• Task inputs:

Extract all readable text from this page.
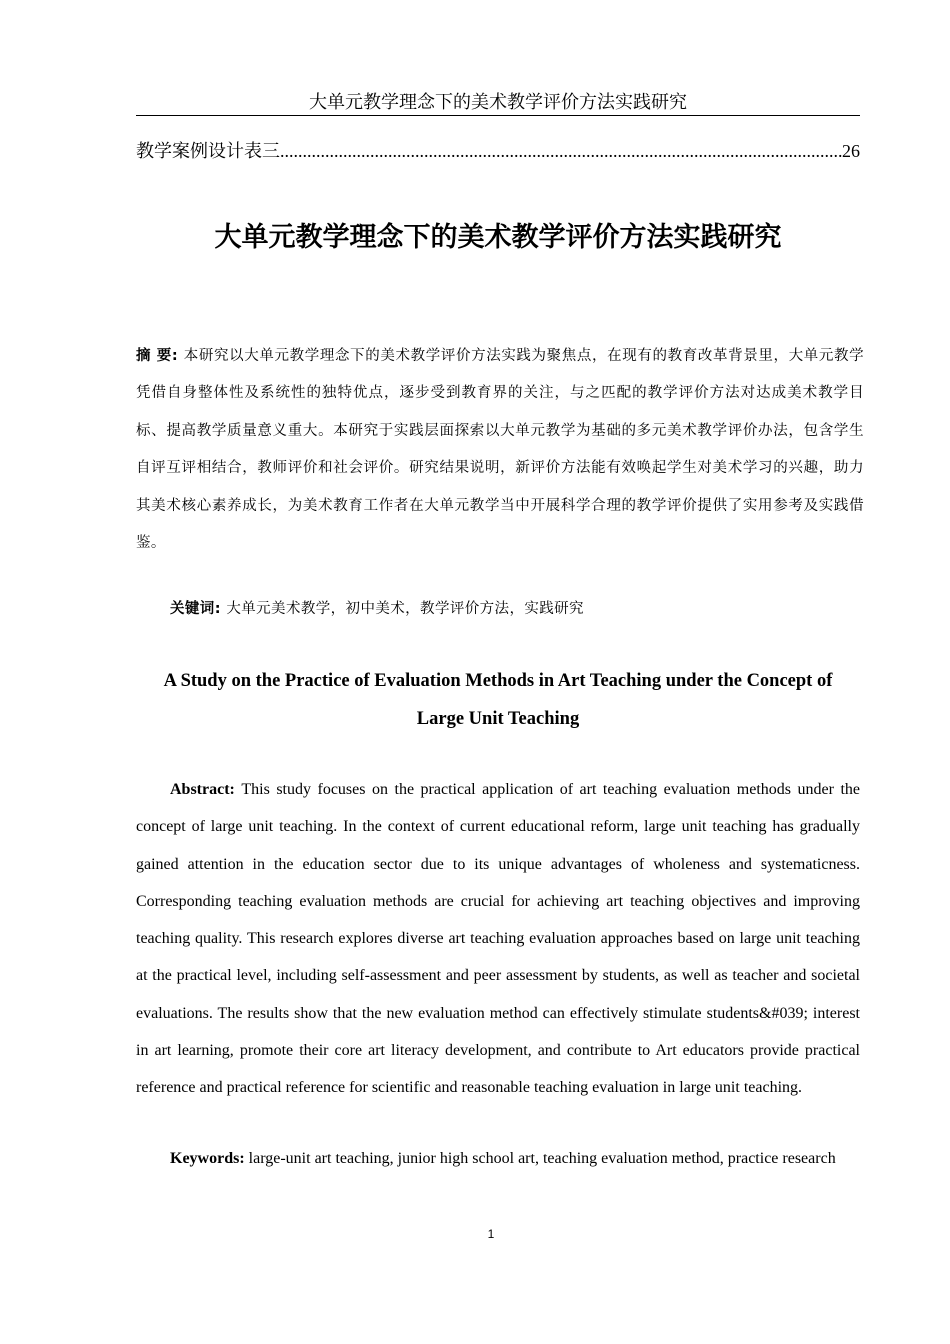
大单元教学理念下的美术教学评价方法实践研究
教学案例设计表三
.....	26
大单元教学理念下的美术教学评价方法实践研究
摘 要: 本研究以大单元教学理念下的美术教学评价方法实践为聚焦点，在现有的教育改革背景里，大单元教学凭借自身整体性及系统性的独特优点，逐步受到教育界的关注，与之匹配的教学评价方法对达成美术教学目标、提高教学质量意义重大。本研究于实践层面探索以大单元教学为基础的多元美术教学评价办法，包含学生自评互评相结合，教师评价和社会评价。研究结果说明，新评价方法能有效唤起学生对美术学习的兴趣，助力其美术核心素养成长，为美术教育工作者在大单元教学当中开展科学合理的教学评价提供了实用参考及实践借鉴。
关键词: 大单元美术教学，初中美术，教学评价方法，实践研究
A Study on the Practice of Evaluation Methods in Art Teaching under the Concept of
Large Unit Teaching
Abstract: This study focuses on the practical application of art teaching evaluation methods under the concept of large unit teaching. In the context of current educational reform, large unit teaching has gradually gained attention in the education sector due to its unique advantages of wholeness and systematicness. Corresponding teaching evaluation methods are crucial for achieving art teaching objectives and improving teaching quality. This research explores diverse art teaching evaluation approaches based on large unit teaching at the practical level, including self-assessment and peer assessment by students, as well as teacher and societal evaluations. The results show that the new evaluation method can effectively stimulate students&#039; interest in art learning, promote their core art literacy development, and contribute to Art educators provide practical reference and practical reference for scientific and reasonable teaching evaluation in large unit teaching.
Keywords: large-unit art teaching, junior high school art, teaching evaluation method, practice research
1
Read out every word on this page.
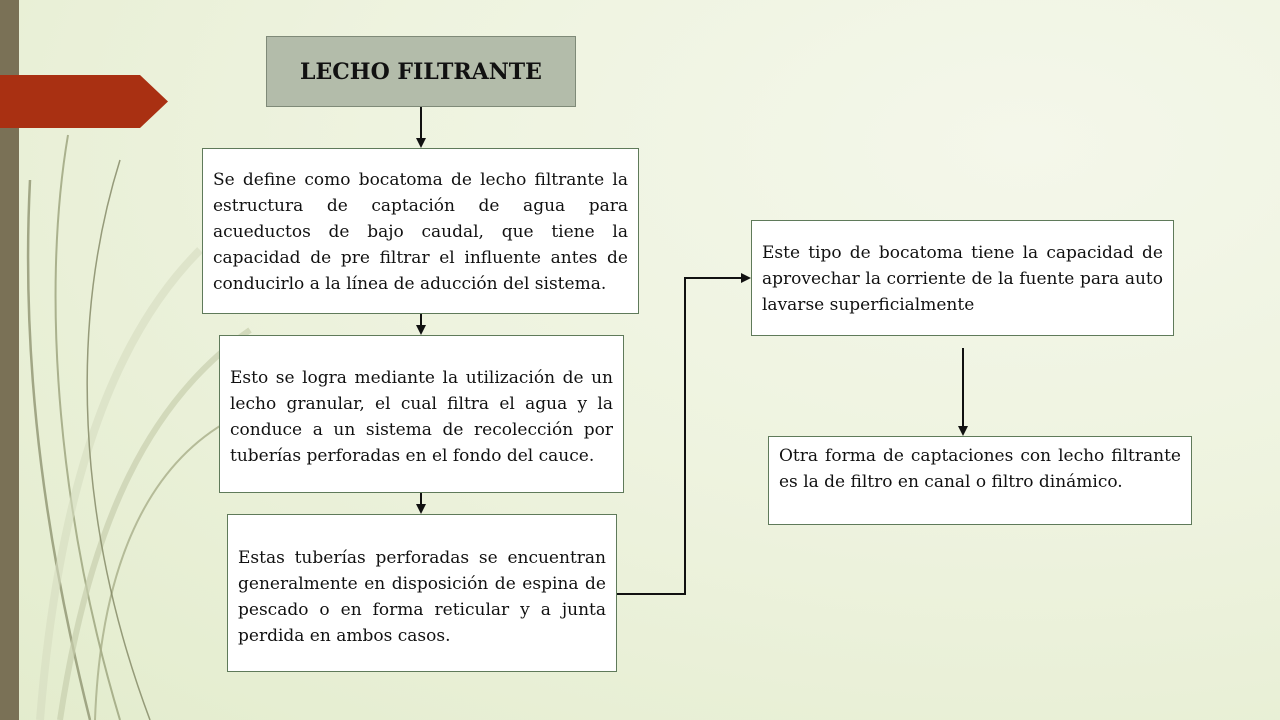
LECHO FILTRANTE
Se define como bocatoma de lecho filtrante la estructura de captación de agua para acueductos de bajo caudal, que tiene la capacidad de pre filtrar el influente antes de conducirlo a la línea de aducción del sistema.
Esto se logra mediante la utilización de un lecho granular, el cual filtra el agua y la conduce a un sistema de recolección por tuberías perforadas en el fondo del cauce.
Estas tuberías perforadas se encuentran generalmente en disposición de espina de pescado o en forma reticular y a junta perdida en ambos casos.
Este tipo de bocatoma tiene la capacidad de aprovechar la corriente de la fuente para auto lavarse superficialmente
Otra forma de captaciones con lecho filtrante es la de filtro en canal o filtro dinámico.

• What the task asks: Search the listing for the word "under" and return each line that holds it.

• Response:
A Study on the Practice of Evaluation Methods in Art Teaching under the Concept of
Abstract: This study focuses on the practical application of art teaching evaluation methods under the concept of large unit teaching. In the context of current educational reform, large unit teaching has gradually gained attention in the education sector due to its unique advantages of wholeness and systematicness. Corresponding teaching evaluation methods are crucial for achieving art teaching objectives and improving teaching quality. This research explores diverse art teaching evaluation approaches based on large unit teaching at the practical level, including self-assessment and peer assessment by students, as well as teacher and societal evaluations. The results show that the new evaluation method can effectively stimulate students&#039; interest in art learning, promote their core art literacy development, and contribute to Art educators provide practical reference and practical reference for scientific and reasonable teaching evaluation in large unit teaching.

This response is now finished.